What you need to do:
Substitute "island-boundary" for every "island-outline" in the data below, and give the data back with nothing else altered.

——————————

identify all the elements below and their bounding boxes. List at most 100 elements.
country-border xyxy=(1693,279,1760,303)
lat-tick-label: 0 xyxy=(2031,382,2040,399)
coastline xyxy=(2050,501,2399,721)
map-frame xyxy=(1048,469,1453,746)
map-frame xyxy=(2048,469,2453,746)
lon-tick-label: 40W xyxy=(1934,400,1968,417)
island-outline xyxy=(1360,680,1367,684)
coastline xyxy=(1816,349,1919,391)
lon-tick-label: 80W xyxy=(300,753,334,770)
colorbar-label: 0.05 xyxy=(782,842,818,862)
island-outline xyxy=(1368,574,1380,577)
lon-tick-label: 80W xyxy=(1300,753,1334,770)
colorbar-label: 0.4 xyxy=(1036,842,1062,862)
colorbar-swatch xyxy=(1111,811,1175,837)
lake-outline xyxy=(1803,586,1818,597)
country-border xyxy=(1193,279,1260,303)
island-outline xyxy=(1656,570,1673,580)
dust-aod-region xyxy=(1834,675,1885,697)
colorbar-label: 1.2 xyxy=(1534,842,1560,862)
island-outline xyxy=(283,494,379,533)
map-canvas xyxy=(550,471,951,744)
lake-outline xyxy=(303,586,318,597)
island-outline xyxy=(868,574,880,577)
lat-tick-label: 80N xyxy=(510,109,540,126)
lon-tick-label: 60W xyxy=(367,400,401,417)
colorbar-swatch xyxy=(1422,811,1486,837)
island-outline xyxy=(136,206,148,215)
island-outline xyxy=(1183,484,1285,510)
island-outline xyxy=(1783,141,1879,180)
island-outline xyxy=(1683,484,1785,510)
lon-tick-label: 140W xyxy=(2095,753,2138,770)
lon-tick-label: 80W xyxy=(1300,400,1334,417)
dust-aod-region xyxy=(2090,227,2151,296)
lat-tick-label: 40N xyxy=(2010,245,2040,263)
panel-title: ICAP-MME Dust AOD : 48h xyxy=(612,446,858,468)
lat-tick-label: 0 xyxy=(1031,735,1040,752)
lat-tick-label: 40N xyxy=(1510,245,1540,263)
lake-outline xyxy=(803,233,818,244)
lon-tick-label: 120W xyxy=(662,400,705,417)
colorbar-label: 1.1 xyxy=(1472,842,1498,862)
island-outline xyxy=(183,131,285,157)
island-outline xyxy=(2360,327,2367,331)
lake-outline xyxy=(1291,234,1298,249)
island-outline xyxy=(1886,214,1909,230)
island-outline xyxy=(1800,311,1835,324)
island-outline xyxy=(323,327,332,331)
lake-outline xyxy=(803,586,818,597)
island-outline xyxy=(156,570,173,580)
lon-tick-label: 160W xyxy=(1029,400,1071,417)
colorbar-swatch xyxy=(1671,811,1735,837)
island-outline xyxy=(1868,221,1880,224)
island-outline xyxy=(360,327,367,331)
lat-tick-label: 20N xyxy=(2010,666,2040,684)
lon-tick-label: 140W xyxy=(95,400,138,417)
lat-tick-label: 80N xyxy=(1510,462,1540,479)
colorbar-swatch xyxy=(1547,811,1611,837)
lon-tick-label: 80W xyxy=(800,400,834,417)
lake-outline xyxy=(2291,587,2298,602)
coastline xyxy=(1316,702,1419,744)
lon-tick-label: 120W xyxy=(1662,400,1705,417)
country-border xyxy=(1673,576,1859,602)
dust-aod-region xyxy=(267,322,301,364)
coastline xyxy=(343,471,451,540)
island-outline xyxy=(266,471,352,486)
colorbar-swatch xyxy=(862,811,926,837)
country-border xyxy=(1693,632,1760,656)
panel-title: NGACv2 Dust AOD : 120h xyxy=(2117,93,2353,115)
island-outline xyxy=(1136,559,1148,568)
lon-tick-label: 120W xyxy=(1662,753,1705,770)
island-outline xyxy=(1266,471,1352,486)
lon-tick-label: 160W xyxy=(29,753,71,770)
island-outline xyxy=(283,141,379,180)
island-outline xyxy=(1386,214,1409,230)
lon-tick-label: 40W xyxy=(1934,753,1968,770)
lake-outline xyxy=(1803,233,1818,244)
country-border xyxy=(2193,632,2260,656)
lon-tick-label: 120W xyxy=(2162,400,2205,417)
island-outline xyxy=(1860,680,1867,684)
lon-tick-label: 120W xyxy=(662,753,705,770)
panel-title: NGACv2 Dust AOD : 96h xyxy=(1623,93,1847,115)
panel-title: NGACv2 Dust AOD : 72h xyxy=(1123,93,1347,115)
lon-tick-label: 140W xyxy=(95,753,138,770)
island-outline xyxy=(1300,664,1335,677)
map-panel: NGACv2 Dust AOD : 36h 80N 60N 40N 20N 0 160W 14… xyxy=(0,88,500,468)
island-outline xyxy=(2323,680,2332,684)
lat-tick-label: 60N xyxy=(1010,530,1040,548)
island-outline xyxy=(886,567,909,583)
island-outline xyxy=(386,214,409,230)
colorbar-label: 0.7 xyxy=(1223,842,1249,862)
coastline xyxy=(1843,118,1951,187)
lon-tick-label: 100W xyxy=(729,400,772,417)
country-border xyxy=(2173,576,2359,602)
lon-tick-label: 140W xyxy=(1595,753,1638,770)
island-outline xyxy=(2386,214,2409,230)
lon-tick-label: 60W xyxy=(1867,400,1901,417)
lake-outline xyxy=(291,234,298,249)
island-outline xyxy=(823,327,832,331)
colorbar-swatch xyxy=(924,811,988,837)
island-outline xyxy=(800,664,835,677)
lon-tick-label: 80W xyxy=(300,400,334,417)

——————————

Written answer:
identify all the elements below and their bounding boxes. List at most 100 elements.
country-border xyxy=(1693,279,1760,303)
lat-tick-label: 0 xyxy=(2031,382,2040,399)
coastline xyxy=(2050,501,2399,721)
map-frame xyxy=(1048,469,1453,746)
map-frame xyxy=(2048,469,2453,746)
lon-tick-label: 40W xyxy=(1934,400,1968,417)
island-boundary xyxy=(1360,680,1367,684)
coastline xyxy=(1816,349,1919,391)
lon-tick-label: 80W xyxy=(300,753,334,770)
colorbar-label: 0.05 xyxy=(782,842,818,862)
island-boundary xyxy=(1368,574,1380,577)
lon-tick-label: 80W xyxy=(1300,753,1334,770)
colorbar-label: 0.4 xyxy=(1036,842,1062,862)
colorbar-swatch xyxy=(1111,811,1175,837)
lake-outline xyxy=(1803,586,1818,597)
country-border xyxy=(1193,279,1260,303)
island-boundary xyxy=(1656,570,1673,580)
dust-aod-region xyxy=(1834,675,1885,697)
colorbar-label: 1.2 xyxy=(1534,842,1560,862)
island-boundary xyxy=(283,494,379,533)
map-canvas xyxy=(550,471,951,744)
lake-outline xyxy=(303,586,318,597)
island-boundary xyxy=(868,574,880,577)
lat-tick-label: 80N xyxy=(510,109,540,126)
lon-tick-label: 60W xyxy=(367,400,401,417)
colorbar-swatch xyxy=(1422,811,1486,837)
island-boundary xyxy=(136,206,148,215)
island-boundary xyxy=(1183,484,1285,510)
island-boundary xyxy=(1783,141,1879,180)
island-boundary xyxy=(1683,484,1785,510)
lon-tick-label: 140W xyxy=(2095,753,2138,770)
lon-tick-label: 80W xyxy=(1300,400,1334,417)
dust-aod-region xyxy=(2090,227,2151,296)
lat-tick-label: 40N xyxy=(2010,245,2040,263)
panel-title: ICAP-MME Dust AOD : 48h xyxy=(612,446,858,468)
lat-tick-label: 0 xyxy=(1031,735,1040,752)
lat-tick-label: 40N xyxy=(1510,245,1540,263)
lake-outline xyxy=(803,233,818,244)
lon-tick-label: 120W xyxy=(662,400,705,417)
colorbar-label: 1.1 xyxy=(1472,842,1498,862)
island-boundary xyxy=(183,131,285,157)
island-boundary xyxy=(2360,327,2367,331)
lake-outline xyxy=(1291,234,1298,249)
island-boundary xyxy=(1886,214,1909,230)
island-boundary xyxy=(1800,311,1835,324)
island-boundary xyxy=(323,327,332,331)
lake-outline xyxy=(803,586,818,597)
island-boundary xyxy=(156,570,173,580)
lon-tick-label: 160W xyxy=(1029,400,1071,417)
colorbar-swatch xyxy=(1671,811,1735,837)
island-boundary xyxy=(1868,221,1880,224)
island-boundary xyxy=(360,327,367,331)
lat-tick-label: 20N xyxy=(2010,666,2040,684)
lon-tick-label: 140W xyxy=(95,400,138,417)
lat-tick-label: 80N xyxy=(1510,462,1540,479)
colorbar-swatch xyxy=(1547,811,1611,837)
lon-tick-label: 80W xyxy=(800,400,834,417)
lake-outline xyxy=(2291,587,2298,602)
coastline xyxy=(1316,702,1419,744)
lon-tick-label: 120W xyxy=(1662,400,1705,417)
country-border xyxy=(1673,576,1859,602)
dust-aod-region xyxy=(267,322,301,364)
coastline xyxy=(343,471,451,540)
island-boundary xyxy=(266,471,352,486)
colorbar-swatch xyxy=(862,811,926,837)
country-border xyxy=(1693,632,1760,656)
panel-title: NGACv2 Dust AOD : 120h xyxy=(2117,93,2353,115)
island-boundary xyxy=(1136,559,1148,568)
lon-tick-label: 120W xyxy=(1662,753,1705,770)
island-boundary xyxy=(1266,471,1352,486)
lon-tick-label: 160W xyxy=(29,753,71,770)
island-boundary xyxy=(283,141,379,180)
island-boundary xyxy=(1386,214,1409,230)
lon-tick-label: 40W xyxy=(1934,753,1968,770)
lake-outline xyxy=(1803,233,1818,244)
country-border xyxy=(2193,632,2260,656)
lon-tick-label: 120W xyxy=(2162,400,2205,417)
island-boundary xyxy=(1860,680,1867,684)
lon-tick-label: 120W xyxy=(662,753,705,770)
panel-title: NGACv2 Dust AOD : 96h xyxy=(1623,93,1847,115)
panel-title: NGACv2 Dust AOD : 72h xyxy=(1123,93,1347,115)
lon-tick-label: 140W xyxy=(95,753,138,770)
island-boundary xyxy=(1300,664,1335,677)
map-panel: NGACv2 Dust AOD : 36h 80N 60N 40N 20N 0 160W 14… xyxy=(0,88,500,468)
island-boundary xyxy=(2323,680,2332,684)
lat-tick-label: 60N xyxy=(1010,530,1040,548)
island-boundary xyxy=(886,567,909,583)
island-boundary xyxy=(386,214,409,230)
colorbar-label: 0.7 xyxy=(1223,842,1249,862)
coastline xyxy=(1843,118,1951,187)
lon-tick-label: 100W xyxy=(729,400,772,417)
country-border xyxy=(2173,576,2359,602)
lon-tick-label: 140W xyxy=(1595,753,1638,770)
island-boundary xyxy=(2386,214,2409,230)
lon-tick-label: 60W xyxy=(1867,400,1901,417)
lake-outline xyxy=(291,234,298,249)
island-boundary xyxy=(823,327,832,331)
colorbar-swatch xyxy=(924,811,988,837)
island-boundary xyxy=(800,664,835,677)
lon-tick-label: 80W xyxy=(300,400,334,417)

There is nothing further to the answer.